** Start **

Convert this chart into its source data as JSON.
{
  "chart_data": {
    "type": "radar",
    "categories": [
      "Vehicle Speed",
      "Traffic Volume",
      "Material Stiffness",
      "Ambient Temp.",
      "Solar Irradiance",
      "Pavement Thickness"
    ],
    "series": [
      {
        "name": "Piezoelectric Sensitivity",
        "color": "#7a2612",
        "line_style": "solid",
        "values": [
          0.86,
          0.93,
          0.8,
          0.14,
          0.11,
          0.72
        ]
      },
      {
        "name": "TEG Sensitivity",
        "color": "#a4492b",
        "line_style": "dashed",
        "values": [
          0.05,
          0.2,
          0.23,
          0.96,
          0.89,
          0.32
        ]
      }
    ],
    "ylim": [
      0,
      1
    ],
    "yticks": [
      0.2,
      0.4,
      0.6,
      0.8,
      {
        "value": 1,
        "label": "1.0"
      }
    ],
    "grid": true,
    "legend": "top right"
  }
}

** End **

- **Exercise task**
Copy out each line above, character for character.

- **Answer for this exercise**
Convert this chart into its source data as JSON.
{
  "chart_data": {
    "type": "radar",
    "categories": [
      "Vehicle Speed",
      "Traffic Volume",
      "Material Stiffness",
      "Ambient Temp.",
      "Solar Irradiance",
      "Pavement Thickness"
    ],
    "series": [
      {
        "name": "Piezoelectric Sensitivity",
        "color": "#7a2612",
        "line_style": "solid",
        "values": [
          0.86,
          0.93,
          0.8,
          0.14,
          0.11,
          0.72
        ]
      },
      {
        "name": "TEG Sensitivity",
        "color": "#a4492b",
        "line_style": "dashed",
        "values": [
          0.05,
          0.2,
          0.23,
          0.96,
          0.89,
          0.32
        ]
      }
    ],
    "ylim": [
      0,
      1
    ],
    "yticks": [
      0.2,
      0.4,
      0.6,
      0.8,
      {
        "value": 1,
        "label": "1.0"
      }
    ],
    "grid": true,
    "legend": "top right"
  }
}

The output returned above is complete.